DATA PROVIDED —
* * * * *

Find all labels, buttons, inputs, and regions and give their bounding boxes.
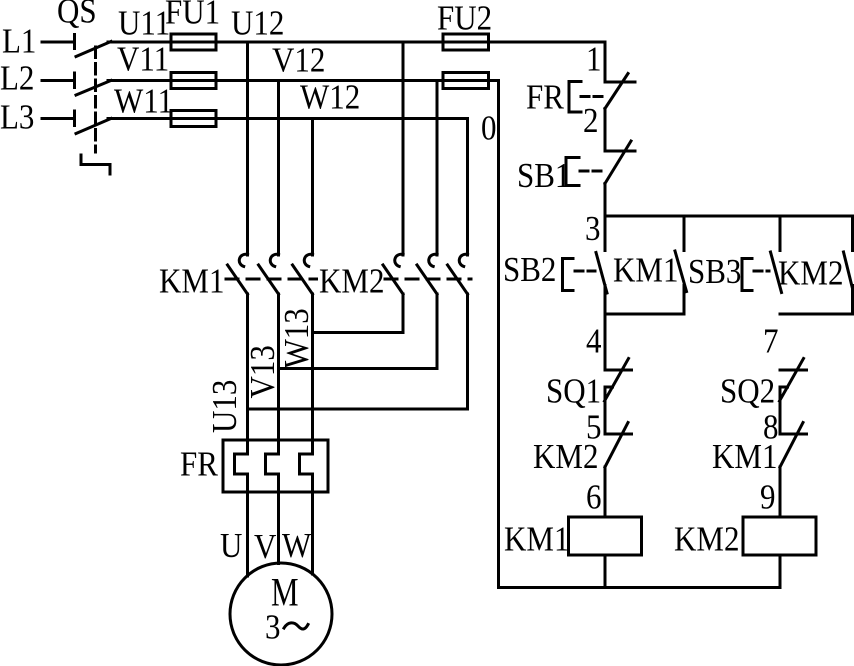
contact KM2 interlock bar [605, 433, 632, 436]
fuse FU1 phase V [171, 73, 216, 89]
wire KM1 aux leg top [683, 216, 686, 251]
svg-text:0: 0 [481, 110, 496, 148]
svg-text:V: V [254, 528, 277, 566]
wire SB3 leg top [779, 216, 782, 251]
svg-text:W13: W13 [278, 308, 316, 368]
switch QS pole 1 terminal [73, 35, 76, 49]
wire L1 lead [42, 41, 75, 44]
switch QS pole 1 blade [76, 42, 111, 57]
svg-text:3: 3 [265, 609, 280, 647]
wire V to KM2 drop [436, 81, 439, 256]
wire SB2 leg bottom [604, 286, 607, 371]
wire W12 drop [311, 119, 314, 256]
svg-text:M: M [271, 570, 299, 615]
contact KM1 interlock bar [780, 433, 807, 436]
FR actuator bracket [569, 82, 581, 113]
button SB1 bracket [566, 158, 579, 186]
button SB1 dashed [580, 170, 604, 173]
switch QS handle [81, 155, 110, 174]
switch QS pole 2 terminal [73, 73, 76, 88]
wire KM1 aux leg bottom [683, 286, 686, 315]
wire U rail [108, 41, 605, 44]
contactor KM1 main contact 1 [228, 254, 248, 294]
svg-text:KM2: KM2 [674, 521, 739, 559]
wire KM2 coil bottom [779, 555, 782, 588]
motor M circle [230, 563, 332, 665]
svg-text:4: 4 [586, 323, 601, 361]
contact KM2 aux blade [844, 252, 854, 293]
wire node 2 [604, 109, 607, 152]
FR actuator dashed [581, 95, 604, 98]
svg-text:V11: V11 [117, 41, 169, 79]
svg-text:U11: U11 [118, 5, 170, 43]
fuse FU1 phase U [171, 34, 216, 50]
button SB3 dashed [754, 270, 769, 273]
wire U13 [246, 294, 249, 454]
svg-text:U13: U13 [206, 380, 244, 433]
wire to node 3 [604, 184, 607, 217]
wire V13 [277, 294, 280, 454]
wire SB2 branch bottom [605, 313, 684, 316]
wire KM2 out to V13 [279, 294, 438, 369]
coil KM1 [569, 517, 642, 555]
contact KM2 interlock blade [605, 423, 628, 468]
svg-text:9: 9 [760, 479, 775, 517]
svg-text:QS: QS [57, 0, 97, 31]
wire L2 lead [42, 79, 75, 82]
contactor KM2 main contact 2 [417, 254, 437, 294]
contact KM1 interlock blade [780, 423, 803, 468]
wire bottom rail [499, 586, 781, 589]
svg-text:V12: V12 [272, 42, 325, 80]
wire node 5 [604, 387, 607, 434]
button SB3 bracket [742, 259, 752, 291]
wire motor U [246, 474, 249, 576]
wire node 9 [779, 467, 782, 517]
limit switch SQ2 seat tick [780, 386, 788, 389]
wire W rail [108, 117, 468, 120]
wire SB2 leg top [604, 216, 607, 251]
wire SB3 branch bottom [780, 313, 853, 316]
svg-text:3: 3 [585, 210, 600, 248]
limit switch SQ1 blade [605, 359, 629, 402]
svg-text:V13: V13 [244, 345, 282, 398]
svg-text:SB2: SB2 [503, 251, 556, 289]
thermal relay FR heater box [223, 440, 328, 492]
svg-text:FR: FR [526, 79, 564, 117]
svg-text:W12: W12 [300, 79, 360, 117]
svg-text:L3: L3 [0, 99, 34, 137]
svg-text:SB1: SB1 [517, 157, 570, 195]
wire node 8 [779, 387, 782, 434]
svg-text:SQ1: SQ1 [546, 373, 601, 411]
FR contact bar [605, 81, 635, 84]
contactor KM1 main contact 3 [293, 254, 313, 294]
svg-text:L2: L2 [0, 60, 34, 98]
button SB3 blade [771, 252, 782, 293]
wire U12 drop [246, 42, 249, 255]
contact KM1 aux blade [675, 251, 687, 292]
wire KM2 out to U13 [248, 294, 468, 409]
fuse FU1 phase W [171, 111, 216, 127]
svg-text:W11: W11 [114, 83, 173, 121]
wire control feed down [604, 42, 607, 82]
svg-text:KM2: KM2 [533, 438, 598, 476]
wire KM2 out to W13 [313, 294, 404, 333]
contactor KM1 main contact 2 [259, 254, 279, 294]
node 3 horizontal [605, 215, 853, 218]
contactor KM2 main contact 3 [448, 254, 468, 294]
switch QS pole 3 blade [76, 119, 111, 134]
FR contact blade [605, 74, 628, 109]
svg-text:6: 6 [586, 479, 601, 517]
FR heater element 2 [266, 454, 279, 474]
wire KM1 coil bottom [604, 555, 607, 588]
wire W13 [311, 294, 314, 454]
switch QS pole 2 blade [76, 81, 111, 96]
wire V12 drop [277, 81, 280, 256]
wire 0 line [497, 81, 500, 588]
button SB2 dashed [575, 270, 595, 273]
switch QS linkage dashed [94, 47, 97, 152]
FR heater element 3 [300, 454, 313, 474]
svg-text:FU2: FU2 [437, 0, 492, 38]
wire W to KM2 drop [466, 119, 469, 256]
limit switch SQ2 blade [780, 359, 804, 402]
wire L3 lead [42, 117, 75, 120]
button SB1 blade [605, 141, 631, 184]
contactor KM2 linkage dashed [385, 278, 471, 281]
wire KM2 aux leg bottom [851, 286, 854, 315]
svg-text:KM1: KM1 [504, 521, 569, 559]
wire U to KM2 drop [402, 42, 405, 255]
svg-text:SQ2: SQ2 [720, 373, 775, 411]
contactor KM1 linkage dashed [226, 278, 317, 281]
fuse FU2 upper [443, 34, 489, 50]
svg-text:1: 1 [586, 41, 601, 79]
wire motor V [277, 474, 280, 564]
button SB1 bar [605, 150, 635, 153]
svg-text:U12: U12 [231, 5, 284, 43]
svg-text:KM1: KM1 [712, 438, 777, 476]
limit switch SQ2 bar [780, 369, 807, 372]
contactor KM2 main contact 1 [383, 254, 403, 294]
svg-text:FU1: FU1 [165, 0, 220, 32]
button SB2 bracket [563, 259, 574, 291]
svg-text:FR: FR [180, 446, 218, 484]
wire V rail [108, 79, 499, 82]
svg-text:L1: L1 [2, 23, 36, 61]
svg-text:U: U [220, 527, 243, 565]
svg-text:KM2: KM2 [319, 263, 384, 301]
svg-text:KM1: KM1 [159, 263, 224, 301]
button SB2 blade [596, 253, 607, 294]
svg-text:2: 2 [583, 102, 598, 140]
svg-text:7: 7 [763, 323, 778, 361]
svg-text:KM2: KM2 [778, 255, 843, 293]
switch QS pole 3 terminal [73, 111, 76, 126]
svg-text:SB3: SB3 [688, 253, 741, 291]
svg-text:W: W [282, 527, 311, 565]
tilde of 3~ [284, 623, 308, 629]
FR heater element 1 [235, 454, 248, 474]
coil KM2 [743, 517, 816, 555]
wire motor W [311, 474, 314, 574]
limit switch SQ1 seat tick [605, 386, 613, 389]
wire node 6 [604, 467, 607, 517]
svg-text:KM1: KM1 [613, 252, 678, 290]
fuse FU2 lower [443, 73, 489, 89]
limit switch SQ1 bar [605, 369, 632, 372]
wire KM2 aux leg top [851, 216, 854, 251]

* * * * *

AIM OF THE TASK — Print every one of the lines above exactly, leaving out the pictures.

THE REPLY —
Find all labels, buttons, inputs, and regions and give their bounding boxes.
contact KM2 interlock bar [605, 433, 632, 436]
fuse FU1 phase V [171, 73, 216, 89]
wire KM1 aux leg top [683, 216, 686, 251]
svg-text:0: 0 [481, 110, 496, 148]
svg-text:V: V [254, 528, 277, 566]
wire SB3 leg top [779, 216, 782, 251]
svg-text:W13: W13 [278, 308, 316, 368]
switch QS pole 1 terminal [73, 35, 76, 49]
wire L1 lead [42, 41, 75, 44]
switch QS pole 1 blade [76, 42, 111, 57]
svg-text:3: 3 [265, 609, 280, 647]
wire V to KM2 drop [436, 81, 439, 256]
wire SB2 leg bottom [604, 286, 607, 371]
wire W12 drop [311, 119, 314, 256]
svg-text:M: M [271, 570, 299, 615]
contact KM1 interlock bar [780, 433, 807, 436]
FR actuator bracket [569, 82, 581, 113]
button SB1 bracket [566, 158, 579, 186]
button SB1 dashed [580, 170, 604, 173]
switch QS handle [81, 155, 110, 174]
switch QS pole 2 terminal [73, 73, 76, 88]
wire KM1 aux leg bottom [683, 286, 686, 315]
wire U rail [108, 41, 605, 44]
contactor KM1 main contact 1 [228, 254, 248, 294]
svg-text:KM2: KM2 [674, 521, 739, 559]
wire KM2 coil bottom [779, 555, 782, 588]
motor M circle [230, 563, 332, 665]
svg-text:4: 4 [586, 323, 601, 361]
contact KM2 aux blade [844, 252, 854, 293]
wire node 2 [604, 109, 607, 152]
FR actuator dashed [581, 95, 604, 98]
svg-text:V11: V11 [117, 41, 169, 79]
svg-text:U11: U11 [118, 5, 170, 43]
fuse FU1 phase U [171, 34, 216, 50]
button SB3 dashed [754, 270, 769, 273]
wire U13 [246, 294, 249, 454]
svg-text:U13: U13 [206, 380, 244, 433]
wire to node 3 [604, 184, 607, 217]
wire V13 [277, 294, 280, 454]
wire SB2 branch bottom [605, 313, 684, 316]
wire KM2 out to V13 [279, 294, 438, 369]
coil KM1 [569, 517, 642, 555]
contact KM2 interlock blade [605, 423, 628, 468]
svg-text:9: 9 [760, 479, 775, 517]
svg-text:QS: QS [57, 0, 97, 31]
wire L2 lead [42, 79, 75, 82]
contactor KM2 main contact 2 [417, 254, 437, 294]
contact KM1 interlock blade [780, 423, 803, 468]
wire bottom rail [499, 586, 781, 589]
svg-text:V12: V12 [272, 42, 325, 80]
wire node 5 [604, 387, 607, 434]
button SB3 bracket [742, 259, 752, 291]
wire motor U [246, 474, 249, 576]
wire node 9 [779, 467, 782, 517]
limit switch SQ2 seat tick [780, 386, 788, 389]
wire W rail [108, 117, 468, 120]
wire SB2 leg top [604, 216, 607, 251]
wire SB3 branch bottom [780, 313, 853, 316]
svg-text:3: 3 [585, 210, 600, 248]
limit switch SQ1 blade [605, 359, 629, 402]
svg-text:V13: V13 [244, 345, 282, 398]
svg-text:SB2: SB2 [503, 251, 556, 289]
thermal relay FR heater box [223, 440, 328, 492]
svg-text:FR: FR [526, 79, 564, 117]
svg-text:W12: W12 [300, 79, 360, 117]
svg-text:L3: L3 [0, 99, 34, 137]
svg-text:SB1: SB1 [517, 157, 570, 195]
wire node 8 [779, 387, 782, 434]
svg-text:SQ1: SQ1 [546, 373, 601, 411]
FR contact bar [605, 81, 635, 84]
contactor KM1 main contact 3 [293, 254, 313, 294]
svg-text:L2: L2 [0, 60, 34, 98]
button SB3 blade [771, 252, 782, 293]
wire U12 drop [246, 42, 249, 255]
contact KM1 aux blade [675, 251, 687, 292]
wire KM2 out to U13 [248, 294, 468, 409]
fuse FU1 phase W [171, 111, 216, 127]
svg-text:W11: W11 [114, 83, 173, 121]
wire control feed down [604, 42, 607, 82]
svg-text:KM2: KM2 [533, 438, 598, 476]
wire KM2 out to W13 [313, 294, 404, 333]
contactor KM1 main contact 2 [259, 254, 279, 294]
node 3 horizontal [605, 215, 853, 218]
contactor KM2 main contact 3 [448, 254, 468, 294]
switch QS pole 3 blade [76, 119, 111, 134]
FR contact blade [605, 74, 628, 109]
svg-text:6: 6 [586, 479, 601, 517]
FR heater element 2 [266, 454, 279, 474]
wire KM1 coil bottom [604, 555, 607, 588]
wire W13 [311, 294, 314, 454]
switch QS pole 2 blade [76, 81, 111, 96]
wire V12 drop [277, 81, 280, 256]
wire 0 line [497, 81, 500, 588]
button SB2 dashed [575, 270, 595, 273]
switch QS linkage dashed [94, 47, 97, 152]
FR heater element 3 [300, 454, 313, 474]
svg-text:FU2: FU2 [437, 0, 492, 38]
wire W to KM2 drop [466, 119, 469, 256]
limit switch SQ2 blade [780, 359, 804, 402]
wire L3 lead [42, 117, 75, 120]
button SB1 blade [605, 141, 631, 184]
contactor KM2 linkage dashed [385, 278, 471, 281]
wire KM2 aux leg bottom [851, 286, 854, 315]
svg-text:KM1: KM1 [504, 521, 569, 559]
wire U to KM2 drop [402, 42, 405, 255]
svg-text:SQ2: SQ2 [720, 373, 775, 411]
contactor KM1 linkage dashed [226, 278, 317, 281]
fuse FU2 upper [443, 34, 489, 50]
svg-text:1: 1 [586, 41, 601, 79]
wire motor V [277, 474, 280, 564]
button SB1 bar [605, 150, 635, 153]
svg-text:U12: U12 [231, 5, 284, 43]
svg-text:KM1: KM1 [712, 438, 777, 476]
limit switch SQ2 bar [780, 369, 807, 372]
contactor KM2 main contact 1 [383, 254, 403, 294]
svg-text:FU1: FU1 [165, 0, 220, 32]
button SB2 bracket [563, 259, 574, 291]
svg-text:FR: FR [180, 446, 218, 484]
wire V rail [108, 79, 499, 82]
svg-text:L1: L1 [2, 23, 36, 61]
svg-text:U: U [220, 527, 243, 565]
svg-text:KM2: KM2 [319, 263, 384, 301]
svg-text:KM1: KM1 [159, 263, 224, 301]
button SB2 blade [596, 253, 607, 294]
svg-text:2: 2 [583, 102, 598, 140]
svg-text:7: 7 [763, 323, 778, 361]
svg-text:KM2: KM2 [778, 255, 843, 293]
switch QS pole 3 terminal [73, 111, 76, 126]
svg-text:SB3: SB3 [688, 253, 741, 291]
svg-text:W: W [282, 527, 311, 565]
tilde of 3~ [284, 623, 308, 629]
FR heater element 1 [235, 454, 248, 474]
coil KM2 [743, 517, 816, 555]
wire motor W [311, 474, 314, 574]
limit switch SQ1 seat tick [605, 386, 613, 389]
wire node 6 [604, 467, 607, 517]
svg-text:KM1: KM1 [613, 252, 678, 290]
fuse FU2 lower [443, 73, 489, 89]
limit switch SQ1 bar [605, 369, 632, 372]
wire KM2 aux leg top [851, 216, 854, 251]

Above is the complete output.